- **Given text**
^^^^^^^^

Autoplane Technologies

Some ideas take forty years and a grandson to be born.

Built on the shop floor, for the people who work the shop floor.

The opportunity

Surface preparation is a critical function across nearly every industry that finishes a physical product. The global market for surface preparation equipment and abrasives exceeds fourteen billion dollars annually, serving automotive refinishing, aerospace, marine, industrial manufacturing, and woodworking.

Our initial focus is automotive refinishing. The global automotive refinish industry reached approximately $13.9 billion in 2026 and is projected to grow at roughly five to six percent annually through 2030. That growth is being driven by rising average vehicle age, EV-related repair complexity, OEM standards that keep tightening, and persistent skilled-labor shortages in collision repair. Existing methods rely heavily on technique developed over years of hands-on experience, which limits how quickly the work can be taught, standardized, or scaled.

That gap, between the artisan-level skill the work demands and the consistent output the market needs, is what we are building for.


How it started

AutoPlane began on the shop floor.

Most painters call themselves artists for a reason, and Christopher Bleak has always seen automotive paintwork that way. He never went through formal training — almost everything he knows, he taught himself, over forty years of jobs in real shops. That self-taught instinct mattered. It's what let him keep asking: why are we doing it this way? The breakthrough came when his own work changed because of AutoPlane. Not slightly — dramatically. That's when he knew it had to be shared.

What started as one craftsman's curiosity became prototypes, shop testing, a patent-pending technology — and a whole heap of potential still ahead.


The team

Christopher Bleak, Co-Founder

Christopher is an artist by instinct. Long before AutoPlane, he was inventing, modifying, and improving the things around him. He owned and operated automotive body and repair shops in the region for many years, building a deep career in collision repair, mechanical work, and custom finishing. Outside of the shop, he spent years designing and building one-of-a-kind custom wood furniture sold in Pine, Arizona. His view of all of it was the same: every piece is its own thing, and the work deserves the care of an artist.

^^^^^^^^

- **Activities**
(A) Duplicate the stretch of the Autoplane Technologies page from "Most painters call" through "to be shared.".
(B) According to the Autoplane Technologies page, where was Christopher Bleak's custom wood furniture sold?
(C) Continue the Autoplane Technologies page from the point where it stops.

^^^^^^^^

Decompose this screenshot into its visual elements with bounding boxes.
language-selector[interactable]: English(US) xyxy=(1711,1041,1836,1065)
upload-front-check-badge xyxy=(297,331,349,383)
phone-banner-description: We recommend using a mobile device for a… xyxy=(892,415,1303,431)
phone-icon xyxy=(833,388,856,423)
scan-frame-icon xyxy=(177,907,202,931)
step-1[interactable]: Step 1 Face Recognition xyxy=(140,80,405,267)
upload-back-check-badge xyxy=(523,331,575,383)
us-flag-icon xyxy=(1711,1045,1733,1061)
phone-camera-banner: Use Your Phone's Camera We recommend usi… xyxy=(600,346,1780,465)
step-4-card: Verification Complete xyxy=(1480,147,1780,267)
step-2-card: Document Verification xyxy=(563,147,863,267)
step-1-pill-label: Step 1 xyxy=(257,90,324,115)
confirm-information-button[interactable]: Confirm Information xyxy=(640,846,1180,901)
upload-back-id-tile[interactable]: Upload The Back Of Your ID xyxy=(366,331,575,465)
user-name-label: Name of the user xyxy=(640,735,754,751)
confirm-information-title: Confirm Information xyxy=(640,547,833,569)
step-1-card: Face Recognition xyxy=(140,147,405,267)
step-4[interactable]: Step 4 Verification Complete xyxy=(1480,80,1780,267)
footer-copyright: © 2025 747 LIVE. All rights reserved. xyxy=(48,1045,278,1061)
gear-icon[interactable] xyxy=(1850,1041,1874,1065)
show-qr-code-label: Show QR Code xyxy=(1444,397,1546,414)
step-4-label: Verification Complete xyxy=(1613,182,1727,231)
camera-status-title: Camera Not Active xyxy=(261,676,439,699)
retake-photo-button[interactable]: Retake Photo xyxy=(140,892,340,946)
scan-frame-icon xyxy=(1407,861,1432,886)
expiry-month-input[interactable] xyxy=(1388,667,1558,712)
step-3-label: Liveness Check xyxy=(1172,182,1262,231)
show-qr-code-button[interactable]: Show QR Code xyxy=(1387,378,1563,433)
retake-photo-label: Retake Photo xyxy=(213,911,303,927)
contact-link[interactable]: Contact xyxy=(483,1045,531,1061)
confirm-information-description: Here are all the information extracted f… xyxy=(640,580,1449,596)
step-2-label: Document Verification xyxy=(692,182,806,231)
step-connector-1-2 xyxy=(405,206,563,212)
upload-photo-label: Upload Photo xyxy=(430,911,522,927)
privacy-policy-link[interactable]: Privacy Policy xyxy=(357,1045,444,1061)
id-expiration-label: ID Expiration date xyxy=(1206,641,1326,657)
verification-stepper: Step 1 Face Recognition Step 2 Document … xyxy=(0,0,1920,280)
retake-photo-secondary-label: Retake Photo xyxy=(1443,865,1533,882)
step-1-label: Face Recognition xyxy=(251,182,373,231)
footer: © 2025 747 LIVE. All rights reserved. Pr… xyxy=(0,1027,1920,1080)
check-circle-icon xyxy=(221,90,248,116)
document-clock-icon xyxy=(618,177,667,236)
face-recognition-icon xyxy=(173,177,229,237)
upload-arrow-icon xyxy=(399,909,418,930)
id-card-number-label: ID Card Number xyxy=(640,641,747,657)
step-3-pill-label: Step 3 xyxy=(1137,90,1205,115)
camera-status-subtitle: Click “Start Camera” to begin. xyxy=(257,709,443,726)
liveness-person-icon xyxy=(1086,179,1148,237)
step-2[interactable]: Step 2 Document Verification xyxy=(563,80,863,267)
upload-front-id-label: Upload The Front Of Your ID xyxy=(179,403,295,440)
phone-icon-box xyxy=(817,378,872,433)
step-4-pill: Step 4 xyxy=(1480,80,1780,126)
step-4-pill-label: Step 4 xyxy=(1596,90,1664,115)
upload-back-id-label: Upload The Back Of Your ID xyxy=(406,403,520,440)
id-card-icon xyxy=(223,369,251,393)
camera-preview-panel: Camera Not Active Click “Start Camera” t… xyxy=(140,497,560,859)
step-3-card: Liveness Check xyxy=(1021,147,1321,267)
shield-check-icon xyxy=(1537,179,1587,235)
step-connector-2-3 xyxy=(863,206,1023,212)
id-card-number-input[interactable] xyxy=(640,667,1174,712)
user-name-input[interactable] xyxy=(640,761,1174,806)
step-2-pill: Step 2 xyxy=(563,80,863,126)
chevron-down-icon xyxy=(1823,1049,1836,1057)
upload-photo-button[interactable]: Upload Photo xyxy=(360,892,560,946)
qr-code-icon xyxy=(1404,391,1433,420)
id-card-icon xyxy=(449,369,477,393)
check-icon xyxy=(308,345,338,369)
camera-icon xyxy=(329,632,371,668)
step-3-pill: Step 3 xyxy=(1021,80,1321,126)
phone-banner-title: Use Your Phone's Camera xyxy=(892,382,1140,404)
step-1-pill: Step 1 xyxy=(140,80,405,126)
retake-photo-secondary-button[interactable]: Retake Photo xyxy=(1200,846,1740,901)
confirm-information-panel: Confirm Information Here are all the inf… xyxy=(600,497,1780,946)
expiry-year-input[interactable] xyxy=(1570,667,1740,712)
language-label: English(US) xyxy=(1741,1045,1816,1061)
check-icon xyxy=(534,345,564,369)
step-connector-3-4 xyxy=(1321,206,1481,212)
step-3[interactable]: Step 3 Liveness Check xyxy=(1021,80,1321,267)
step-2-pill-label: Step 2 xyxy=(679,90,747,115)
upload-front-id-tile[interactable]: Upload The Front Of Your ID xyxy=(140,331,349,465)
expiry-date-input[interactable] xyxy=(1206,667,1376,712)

^^^^^^^^

- **Exercise results**
(A)
Most painters call themselves artists for a reason, and Christopher Bleak has always seen automotive paintwork that way. He never went through formal training — almost everything he knows, he taught himself, over forty years of jobs in real shops. That self-taught instinct mattered. It's what let him keep asking: why are we doing it this way? The breakthrough came when his own work changed because of AutoPlane. Not slightly — dramatically. That's when he knew it had to be shared.

(B) Pine, Arizona

(C)
Along the way, he sat as a pupil in seminars hosted by Jon Kosmoski of House of Kolor, an experience that shaped his thinking about automotive paintwork as a discipline of artistry, not just trade.

His work has always been driven by the same instinct: solve the problem in front of you and help the person who needs it. In the trades, that often meant doing the extra work, charging less than the job was worth, or helping people who had no easy way to pay him back.

AutoPlane comes from that same place. It is not just an invention built for a market. It is a tool born from years of trying to make difficult work easier for the people doing it.

Dante Bernal, Co-Founder

Dante leads AutoPlane's product strategy, business development, and commercialization. He has helped move the company from early prototypes into shop validation, customer discovery, legal preparation, and early commercial traction.

His focus is turning the invention into a repeatable business: refining the product, building the sales process, organizing field feedback, and preparing AutoPlane for broader market entry.


Looking ahead

AutoPlane is building surface preparation technology for the people who do the work.

Our goal is simple: give technicians more control, help shops create more consistent results, and improve the process behind high-quality finishing.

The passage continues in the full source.